[Stored items]
══════
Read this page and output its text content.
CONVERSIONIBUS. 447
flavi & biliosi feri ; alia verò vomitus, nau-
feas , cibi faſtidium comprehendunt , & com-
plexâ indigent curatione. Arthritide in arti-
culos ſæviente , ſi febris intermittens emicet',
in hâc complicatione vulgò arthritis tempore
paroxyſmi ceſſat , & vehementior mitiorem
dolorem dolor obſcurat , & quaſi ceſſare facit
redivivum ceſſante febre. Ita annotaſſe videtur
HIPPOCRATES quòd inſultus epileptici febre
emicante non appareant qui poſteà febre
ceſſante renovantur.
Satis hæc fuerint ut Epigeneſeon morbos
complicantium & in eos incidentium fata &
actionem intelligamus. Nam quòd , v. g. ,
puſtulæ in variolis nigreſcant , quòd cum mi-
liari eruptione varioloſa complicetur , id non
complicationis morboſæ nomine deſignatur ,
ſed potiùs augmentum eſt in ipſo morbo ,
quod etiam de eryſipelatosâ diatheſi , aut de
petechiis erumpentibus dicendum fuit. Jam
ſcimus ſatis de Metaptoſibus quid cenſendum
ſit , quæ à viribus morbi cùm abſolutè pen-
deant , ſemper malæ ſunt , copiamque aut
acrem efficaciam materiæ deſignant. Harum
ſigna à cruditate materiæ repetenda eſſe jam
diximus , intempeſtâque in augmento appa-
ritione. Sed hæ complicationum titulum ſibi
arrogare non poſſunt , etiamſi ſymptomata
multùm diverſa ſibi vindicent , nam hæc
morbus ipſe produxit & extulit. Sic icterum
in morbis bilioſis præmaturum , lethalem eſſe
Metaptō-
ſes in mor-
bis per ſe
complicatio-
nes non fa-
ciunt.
══════
Which lines hold the string "eſſe"? List them all.

ſigna à cruditate materiæ repetenda eſſe jam
in morbis bilioſis præmaturum , lethalem eſſe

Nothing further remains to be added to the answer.